** start Data for the task **

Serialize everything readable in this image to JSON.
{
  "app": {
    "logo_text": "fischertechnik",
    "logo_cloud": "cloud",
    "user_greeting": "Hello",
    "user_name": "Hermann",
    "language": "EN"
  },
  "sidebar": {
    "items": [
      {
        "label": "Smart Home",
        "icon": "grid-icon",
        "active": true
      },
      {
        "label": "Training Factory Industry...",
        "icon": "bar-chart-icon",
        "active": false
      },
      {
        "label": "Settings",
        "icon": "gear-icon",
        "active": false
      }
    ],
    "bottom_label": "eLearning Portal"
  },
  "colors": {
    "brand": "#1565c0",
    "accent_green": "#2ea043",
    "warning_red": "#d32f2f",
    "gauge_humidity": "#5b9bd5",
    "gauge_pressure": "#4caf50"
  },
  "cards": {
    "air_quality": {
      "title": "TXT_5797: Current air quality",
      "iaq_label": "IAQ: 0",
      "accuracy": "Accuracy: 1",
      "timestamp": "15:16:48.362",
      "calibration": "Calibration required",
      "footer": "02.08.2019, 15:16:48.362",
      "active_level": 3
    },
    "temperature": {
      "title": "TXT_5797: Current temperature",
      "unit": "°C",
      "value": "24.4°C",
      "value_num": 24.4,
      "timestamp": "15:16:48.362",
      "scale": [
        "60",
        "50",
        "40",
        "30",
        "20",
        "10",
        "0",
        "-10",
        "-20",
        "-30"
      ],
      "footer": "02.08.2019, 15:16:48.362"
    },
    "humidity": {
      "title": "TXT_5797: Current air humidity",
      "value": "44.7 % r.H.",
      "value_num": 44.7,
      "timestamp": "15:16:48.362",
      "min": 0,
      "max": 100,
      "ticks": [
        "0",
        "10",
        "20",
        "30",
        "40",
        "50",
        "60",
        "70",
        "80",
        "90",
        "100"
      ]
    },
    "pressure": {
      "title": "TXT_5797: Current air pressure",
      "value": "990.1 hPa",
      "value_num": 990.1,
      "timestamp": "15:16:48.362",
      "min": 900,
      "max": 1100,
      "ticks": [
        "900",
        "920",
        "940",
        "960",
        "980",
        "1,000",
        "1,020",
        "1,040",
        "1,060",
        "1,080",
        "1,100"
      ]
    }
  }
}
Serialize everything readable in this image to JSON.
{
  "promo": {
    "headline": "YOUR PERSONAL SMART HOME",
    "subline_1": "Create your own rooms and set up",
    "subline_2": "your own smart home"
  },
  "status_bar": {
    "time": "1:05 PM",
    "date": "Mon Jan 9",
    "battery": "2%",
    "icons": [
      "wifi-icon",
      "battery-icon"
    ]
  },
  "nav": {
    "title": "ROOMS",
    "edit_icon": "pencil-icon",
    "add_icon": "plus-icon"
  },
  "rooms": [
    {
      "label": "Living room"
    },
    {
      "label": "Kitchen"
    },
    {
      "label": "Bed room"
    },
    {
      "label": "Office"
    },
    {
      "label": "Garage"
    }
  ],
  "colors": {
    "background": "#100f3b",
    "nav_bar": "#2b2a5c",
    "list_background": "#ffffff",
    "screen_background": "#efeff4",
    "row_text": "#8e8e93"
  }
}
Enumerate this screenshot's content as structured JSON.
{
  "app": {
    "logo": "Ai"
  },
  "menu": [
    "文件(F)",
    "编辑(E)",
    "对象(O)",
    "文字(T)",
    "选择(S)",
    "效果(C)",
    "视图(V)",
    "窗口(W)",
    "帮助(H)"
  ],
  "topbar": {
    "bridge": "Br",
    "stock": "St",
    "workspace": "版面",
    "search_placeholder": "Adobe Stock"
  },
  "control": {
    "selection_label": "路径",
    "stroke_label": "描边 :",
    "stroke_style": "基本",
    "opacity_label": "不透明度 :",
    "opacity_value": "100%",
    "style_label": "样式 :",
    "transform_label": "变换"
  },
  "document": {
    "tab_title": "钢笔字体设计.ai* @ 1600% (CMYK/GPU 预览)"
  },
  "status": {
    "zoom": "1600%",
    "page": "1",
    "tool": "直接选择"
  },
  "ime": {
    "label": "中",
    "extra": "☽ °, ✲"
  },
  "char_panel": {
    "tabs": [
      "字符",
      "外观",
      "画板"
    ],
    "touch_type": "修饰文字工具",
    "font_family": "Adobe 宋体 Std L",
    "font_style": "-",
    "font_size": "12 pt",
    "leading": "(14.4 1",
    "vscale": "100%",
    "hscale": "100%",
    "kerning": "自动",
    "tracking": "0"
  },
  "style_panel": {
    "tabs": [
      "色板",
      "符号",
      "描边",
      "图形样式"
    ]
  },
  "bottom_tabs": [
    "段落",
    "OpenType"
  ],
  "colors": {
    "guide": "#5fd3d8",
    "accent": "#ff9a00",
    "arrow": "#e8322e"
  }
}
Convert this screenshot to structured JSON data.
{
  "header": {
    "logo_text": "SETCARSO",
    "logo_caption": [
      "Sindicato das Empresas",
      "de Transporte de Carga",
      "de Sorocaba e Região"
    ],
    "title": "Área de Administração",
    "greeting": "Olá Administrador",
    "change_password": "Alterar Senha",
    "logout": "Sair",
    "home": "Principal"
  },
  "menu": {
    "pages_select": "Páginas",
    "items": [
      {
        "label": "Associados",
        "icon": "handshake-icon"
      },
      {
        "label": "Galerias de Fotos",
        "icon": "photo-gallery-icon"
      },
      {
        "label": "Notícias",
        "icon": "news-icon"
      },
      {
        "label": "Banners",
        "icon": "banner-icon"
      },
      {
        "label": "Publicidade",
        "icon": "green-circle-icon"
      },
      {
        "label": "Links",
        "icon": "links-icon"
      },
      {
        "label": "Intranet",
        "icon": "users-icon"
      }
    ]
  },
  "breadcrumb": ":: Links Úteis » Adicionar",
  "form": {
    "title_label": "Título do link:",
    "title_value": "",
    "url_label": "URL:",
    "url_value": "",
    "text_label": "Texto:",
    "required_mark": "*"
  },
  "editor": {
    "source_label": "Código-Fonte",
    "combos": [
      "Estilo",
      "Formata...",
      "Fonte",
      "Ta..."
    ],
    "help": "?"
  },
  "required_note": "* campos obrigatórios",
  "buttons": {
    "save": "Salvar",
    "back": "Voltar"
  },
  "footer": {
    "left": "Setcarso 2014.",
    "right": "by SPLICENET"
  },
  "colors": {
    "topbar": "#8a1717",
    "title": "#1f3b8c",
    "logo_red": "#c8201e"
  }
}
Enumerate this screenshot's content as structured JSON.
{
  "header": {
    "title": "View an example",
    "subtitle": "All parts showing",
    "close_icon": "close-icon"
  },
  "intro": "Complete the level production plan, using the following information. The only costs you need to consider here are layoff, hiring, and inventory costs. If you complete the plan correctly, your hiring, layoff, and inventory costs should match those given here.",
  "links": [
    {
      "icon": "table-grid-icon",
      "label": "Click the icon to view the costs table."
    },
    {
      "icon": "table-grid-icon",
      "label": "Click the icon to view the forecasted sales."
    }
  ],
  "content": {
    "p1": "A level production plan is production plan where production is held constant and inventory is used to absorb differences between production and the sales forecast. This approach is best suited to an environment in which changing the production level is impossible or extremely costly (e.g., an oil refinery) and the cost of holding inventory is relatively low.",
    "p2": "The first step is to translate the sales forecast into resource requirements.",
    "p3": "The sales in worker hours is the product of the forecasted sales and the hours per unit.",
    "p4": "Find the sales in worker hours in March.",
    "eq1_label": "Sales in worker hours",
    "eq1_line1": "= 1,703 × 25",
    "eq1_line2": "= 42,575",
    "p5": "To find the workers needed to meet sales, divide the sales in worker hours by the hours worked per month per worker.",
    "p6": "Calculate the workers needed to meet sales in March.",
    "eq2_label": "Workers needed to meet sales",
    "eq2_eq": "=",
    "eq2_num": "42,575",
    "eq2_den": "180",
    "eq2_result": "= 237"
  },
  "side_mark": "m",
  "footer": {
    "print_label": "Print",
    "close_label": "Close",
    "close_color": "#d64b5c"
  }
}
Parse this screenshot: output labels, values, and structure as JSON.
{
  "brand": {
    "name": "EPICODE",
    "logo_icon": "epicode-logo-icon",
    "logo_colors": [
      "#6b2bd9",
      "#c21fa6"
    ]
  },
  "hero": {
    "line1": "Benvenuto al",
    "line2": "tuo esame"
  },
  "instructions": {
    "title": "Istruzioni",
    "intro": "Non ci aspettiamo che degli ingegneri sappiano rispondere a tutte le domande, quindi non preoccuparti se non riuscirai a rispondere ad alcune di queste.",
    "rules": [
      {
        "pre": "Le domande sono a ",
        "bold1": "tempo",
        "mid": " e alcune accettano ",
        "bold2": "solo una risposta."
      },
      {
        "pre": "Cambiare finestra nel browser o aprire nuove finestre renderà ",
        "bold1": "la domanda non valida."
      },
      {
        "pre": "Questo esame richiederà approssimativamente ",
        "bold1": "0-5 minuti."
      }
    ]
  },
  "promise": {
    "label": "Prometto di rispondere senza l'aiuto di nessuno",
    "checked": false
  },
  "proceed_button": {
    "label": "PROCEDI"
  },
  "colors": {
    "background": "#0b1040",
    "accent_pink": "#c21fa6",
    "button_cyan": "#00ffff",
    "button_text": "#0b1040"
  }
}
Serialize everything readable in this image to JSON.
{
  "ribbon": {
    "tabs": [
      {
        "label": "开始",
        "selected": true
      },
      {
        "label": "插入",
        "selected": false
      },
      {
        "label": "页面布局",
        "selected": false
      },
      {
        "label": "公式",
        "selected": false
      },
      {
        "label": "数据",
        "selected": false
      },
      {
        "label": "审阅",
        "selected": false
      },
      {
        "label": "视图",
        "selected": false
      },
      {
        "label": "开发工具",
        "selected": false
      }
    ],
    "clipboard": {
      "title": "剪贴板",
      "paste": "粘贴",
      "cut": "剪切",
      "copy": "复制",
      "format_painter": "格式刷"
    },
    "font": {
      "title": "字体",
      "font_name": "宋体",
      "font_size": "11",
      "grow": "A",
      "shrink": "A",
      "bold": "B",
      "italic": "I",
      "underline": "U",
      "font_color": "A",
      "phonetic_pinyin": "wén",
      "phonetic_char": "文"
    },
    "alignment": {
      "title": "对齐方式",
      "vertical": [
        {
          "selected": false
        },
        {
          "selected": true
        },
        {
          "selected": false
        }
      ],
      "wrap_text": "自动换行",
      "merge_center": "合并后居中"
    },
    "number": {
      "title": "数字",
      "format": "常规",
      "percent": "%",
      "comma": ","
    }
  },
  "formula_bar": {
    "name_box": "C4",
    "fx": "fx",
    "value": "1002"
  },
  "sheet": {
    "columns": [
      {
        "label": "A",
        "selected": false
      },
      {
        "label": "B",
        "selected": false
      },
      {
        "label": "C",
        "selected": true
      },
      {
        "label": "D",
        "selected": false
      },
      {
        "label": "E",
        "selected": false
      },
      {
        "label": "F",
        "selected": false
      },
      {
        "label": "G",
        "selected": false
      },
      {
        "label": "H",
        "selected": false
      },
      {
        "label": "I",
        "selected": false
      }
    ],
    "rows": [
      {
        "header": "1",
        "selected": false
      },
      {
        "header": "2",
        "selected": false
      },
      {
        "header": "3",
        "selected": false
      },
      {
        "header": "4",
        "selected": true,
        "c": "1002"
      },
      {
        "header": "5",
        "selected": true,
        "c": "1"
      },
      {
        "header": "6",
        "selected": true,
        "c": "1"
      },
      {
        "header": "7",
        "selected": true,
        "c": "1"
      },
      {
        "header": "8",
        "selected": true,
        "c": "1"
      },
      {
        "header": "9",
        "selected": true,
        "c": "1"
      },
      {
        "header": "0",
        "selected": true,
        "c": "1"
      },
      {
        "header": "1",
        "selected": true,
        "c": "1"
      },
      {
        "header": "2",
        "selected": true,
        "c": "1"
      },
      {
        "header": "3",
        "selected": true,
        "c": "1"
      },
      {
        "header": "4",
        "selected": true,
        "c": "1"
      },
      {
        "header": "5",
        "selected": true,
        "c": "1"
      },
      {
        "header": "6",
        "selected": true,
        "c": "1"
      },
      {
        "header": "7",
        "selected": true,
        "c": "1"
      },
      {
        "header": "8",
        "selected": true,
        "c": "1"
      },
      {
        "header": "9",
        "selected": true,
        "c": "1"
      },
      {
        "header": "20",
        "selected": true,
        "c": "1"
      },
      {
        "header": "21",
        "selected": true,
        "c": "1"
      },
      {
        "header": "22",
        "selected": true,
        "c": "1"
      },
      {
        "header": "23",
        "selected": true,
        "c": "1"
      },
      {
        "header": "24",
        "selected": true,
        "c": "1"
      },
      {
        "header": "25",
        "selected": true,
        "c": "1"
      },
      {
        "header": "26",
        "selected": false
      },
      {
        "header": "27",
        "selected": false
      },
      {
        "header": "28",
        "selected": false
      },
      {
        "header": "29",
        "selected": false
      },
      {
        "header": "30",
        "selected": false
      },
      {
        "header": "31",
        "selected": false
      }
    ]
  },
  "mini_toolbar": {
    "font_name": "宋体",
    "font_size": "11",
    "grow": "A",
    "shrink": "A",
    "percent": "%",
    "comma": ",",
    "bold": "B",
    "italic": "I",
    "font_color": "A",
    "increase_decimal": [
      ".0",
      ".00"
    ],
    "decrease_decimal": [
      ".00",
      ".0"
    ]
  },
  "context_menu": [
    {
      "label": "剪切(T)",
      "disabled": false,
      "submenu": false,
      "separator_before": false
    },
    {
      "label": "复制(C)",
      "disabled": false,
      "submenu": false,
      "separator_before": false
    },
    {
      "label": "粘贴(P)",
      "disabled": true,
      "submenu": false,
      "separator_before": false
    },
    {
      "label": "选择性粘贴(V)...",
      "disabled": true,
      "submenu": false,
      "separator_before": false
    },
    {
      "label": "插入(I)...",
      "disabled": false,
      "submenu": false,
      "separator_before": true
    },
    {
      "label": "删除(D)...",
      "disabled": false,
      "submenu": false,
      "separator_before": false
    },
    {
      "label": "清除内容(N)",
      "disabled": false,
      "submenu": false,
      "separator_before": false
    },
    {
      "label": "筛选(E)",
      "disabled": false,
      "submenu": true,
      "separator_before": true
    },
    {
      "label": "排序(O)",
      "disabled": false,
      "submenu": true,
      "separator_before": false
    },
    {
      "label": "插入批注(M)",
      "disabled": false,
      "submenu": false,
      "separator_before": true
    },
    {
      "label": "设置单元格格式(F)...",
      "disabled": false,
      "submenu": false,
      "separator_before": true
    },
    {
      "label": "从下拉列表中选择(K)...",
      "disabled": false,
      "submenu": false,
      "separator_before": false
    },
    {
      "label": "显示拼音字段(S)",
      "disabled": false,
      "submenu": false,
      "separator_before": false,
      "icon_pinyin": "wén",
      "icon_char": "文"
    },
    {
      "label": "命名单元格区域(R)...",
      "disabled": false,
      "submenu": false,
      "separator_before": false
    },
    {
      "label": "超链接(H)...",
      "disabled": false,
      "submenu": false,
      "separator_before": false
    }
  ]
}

** end Data for the task **

• _Stated goal_: Filter the entries and copy out every line with the word "costs".

• _Written solution_:
  "intro": "Complete the level production plan, using the following information. The only costs you need to consider here are layoff, hiring, and inventory costs. If you complete the plan correctly, your hiring, layoff, and inventory costs should match those given here.",
      "label": "Click the icon to view the costs table."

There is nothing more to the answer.